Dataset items
======

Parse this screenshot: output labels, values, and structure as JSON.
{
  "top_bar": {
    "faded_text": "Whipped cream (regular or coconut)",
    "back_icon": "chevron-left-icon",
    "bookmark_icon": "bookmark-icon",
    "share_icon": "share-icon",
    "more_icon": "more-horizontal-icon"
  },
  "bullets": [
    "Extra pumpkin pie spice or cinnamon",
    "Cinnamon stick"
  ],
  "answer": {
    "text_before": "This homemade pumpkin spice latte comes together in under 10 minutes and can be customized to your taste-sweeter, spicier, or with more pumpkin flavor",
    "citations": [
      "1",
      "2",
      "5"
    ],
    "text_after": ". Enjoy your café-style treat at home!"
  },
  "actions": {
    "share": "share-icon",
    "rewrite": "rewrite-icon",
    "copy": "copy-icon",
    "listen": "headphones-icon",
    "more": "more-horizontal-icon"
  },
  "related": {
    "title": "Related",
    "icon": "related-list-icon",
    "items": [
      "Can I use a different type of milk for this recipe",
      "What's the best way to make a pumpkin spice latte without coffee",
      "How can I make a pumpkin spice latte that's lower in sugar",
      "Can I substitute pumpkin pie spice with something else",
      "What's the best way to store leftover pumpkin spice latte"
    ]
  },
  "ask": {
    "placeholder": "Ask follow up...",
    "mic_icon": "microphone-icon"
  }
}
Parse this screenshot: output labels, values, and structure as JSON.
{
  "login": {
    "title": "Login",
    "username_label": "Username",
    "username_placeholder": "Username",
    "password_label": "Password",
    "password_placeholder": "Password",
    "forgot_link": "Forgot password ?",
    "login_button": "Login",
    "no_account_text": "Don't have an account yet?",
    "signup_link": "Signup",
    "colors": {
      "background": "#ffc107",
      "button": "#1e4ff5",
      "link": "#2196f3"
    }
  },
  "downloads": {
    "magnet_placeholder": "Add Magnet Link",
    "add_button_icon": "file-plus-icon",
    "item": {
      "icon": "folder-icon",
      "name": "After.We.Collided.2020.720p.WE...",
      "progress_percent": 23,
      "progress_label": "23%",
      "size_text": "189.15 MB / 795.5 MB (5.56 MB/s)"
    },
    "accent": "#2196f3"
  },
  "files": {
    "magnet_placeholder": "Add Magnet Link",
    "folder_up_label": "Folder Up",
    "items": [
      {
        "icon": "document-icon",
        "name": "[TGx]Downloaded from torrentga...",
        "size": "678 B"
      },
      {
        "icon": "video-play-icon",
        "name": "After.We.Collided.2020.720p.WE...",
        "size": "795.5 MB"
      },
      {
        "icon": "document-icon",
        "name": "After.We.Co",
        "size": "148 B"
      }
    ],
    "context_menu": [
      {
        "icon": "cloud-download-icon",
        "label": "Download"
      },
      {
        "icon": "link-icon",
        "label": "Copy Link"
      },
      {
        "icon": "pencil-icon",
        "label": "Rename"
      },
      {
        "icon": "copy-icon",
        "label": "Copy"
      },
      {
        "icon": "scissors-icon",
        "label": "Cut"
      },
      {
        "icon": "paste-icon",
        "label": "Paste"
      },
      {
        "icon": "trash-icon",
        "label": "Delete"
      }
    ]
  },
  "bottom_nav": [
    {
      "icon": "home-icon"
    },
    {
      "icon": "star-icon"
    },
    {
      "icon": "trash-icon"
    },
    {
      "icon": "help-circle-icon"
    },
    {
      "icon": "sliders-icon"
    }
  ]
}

======

__GIVEN TASK__
Nothing in the data may differ; print all of it exactly as written.

__ANSWER FOR THIS EXERCISE__
Parse this screenshot: output labels, values, and structure as JSON.
{
  "top_bar": {
    "faded_text": "Whipped cream (regular or coconut)",
    "back_icon": "chevron-left-icon",
    "bookmark_icon": "bookmark-icon",
    "share_icon": "share-icon",
    "more_icon": "more-horizontal-icon"
  },
  "bullets": [
    "Extra pumpkin pie spice or cinnamon",
    "Cinnamon stick"
  ],
  "answer": {
    "text_before": "This homemade pumpkin spice latte comes together in under 10 minutes and can be customized to your taste-sweeter, spicier, or with more pumpkin flavor",
    "citations": [
      "1",
      "2",
      "5"
    ],
    "text_after": ". Enjoy your café-style treat at home!"
  },
  "actions": {
    "share": "share-icon",
    "rewrite": "rewrite-icon",
    "copy": "copy-icon",
    "listen": "headphones-icon",
    "more": "more-horizontal-icon"
  },
  "related": {
    "title": "Related",
    "icon": "related-list-icon",
    "items": [
      "Can I use a different type of milk for this recipe",
      "What's the best way to make a pumpkin spice latte without coffee",
      "How can I make a pumpkin spice latte that's lower in sugar",
      "Can I substitute pumpkin pie spice with something else",
      "What's the best way to store leftover pumpkin spice latte"
    ]
  },
  "ask": {
    "placeholder": "Ask follow up...",
    "mic_icon": "microphone-icon"
  }
}
Parse this screenshot: output labels, values, and structure as JSON.
{
  "login": {
    "title": "Login",
    "username_label": "Username",
    "username_placeholder": "Username",
    "password_label": "Password",
    "password_placeholder": "Password",
    "forgot_link": "Forgot password ?",
    "login_button": "Login",
    "no_account_text": "Don't have an account yet?",
    "signup_link": "Signup",
    "colors": {
      "background": "#ffc107",
      "button": "#1e4ff5",
      "link": "#2196f3"
    }
  },
  "downloads": {
    "magnet_placeholder": "Add Magnet Link",
    "add_button_icon": "file-plus-icon",
    "item": {
      "icon": "folder-icon",
      "name": "After.We.Collided.2020.720p.WE...",
      "progress_percent": 23,
      "progress_label": "23%",
      "size_text": "189.15 MB / 795.5 MB (5.56 MB/s)"
    },
    "accent": "#2196f3"
  },
  "files": {
    "magnet_placeholder": "Add Magnet Link",
    "folder_up_label": "Folder Up",
    "items": [
      {
        "icon": "document-icon",
        "name": "[TGx]Downloaded from torrentga...",
        "size": "678 B"
      },
      {
        "icon": "video-play-icon",
        "name": "After.We.Collided.2020.720p.WE...",
        "size": "795.5 MB"
      },
      {
        "icon": "document-icon",
        "name": "After.We.Co",
        "size": "148 B"
      }
    ],
    "context_menu": [
      {
        "icon": "cloud-download-icon",
        "label": "Download"
      },
      {
        "icon": "link-icon",
        "label": "Copy Link"
      },
      {
        "icon": "pencil-icon",
        "label": "Rename"
      },
      {
        "icon": "copy-icon",
        "label": "Copy"
      },
      {
        "icon": "scissors-icon",
        "label": "Cut"
      },
      {
        "icon": "paste-icon",
        "label": "Paste"
      },
      {
        "icon": "trash-icon",
        "label": "Delete"
      }
    ]
  },
  "bottom_nav": [
    {
      "icon": "home-icon"
    },
    {
      "icon": "star-icon"
    },
    {
      "icon": "trash-icon"
    },
    {
      "icon": "help-circle-icon"
    },
    {
      "icon": "sliders-icon"
    }
  ]
}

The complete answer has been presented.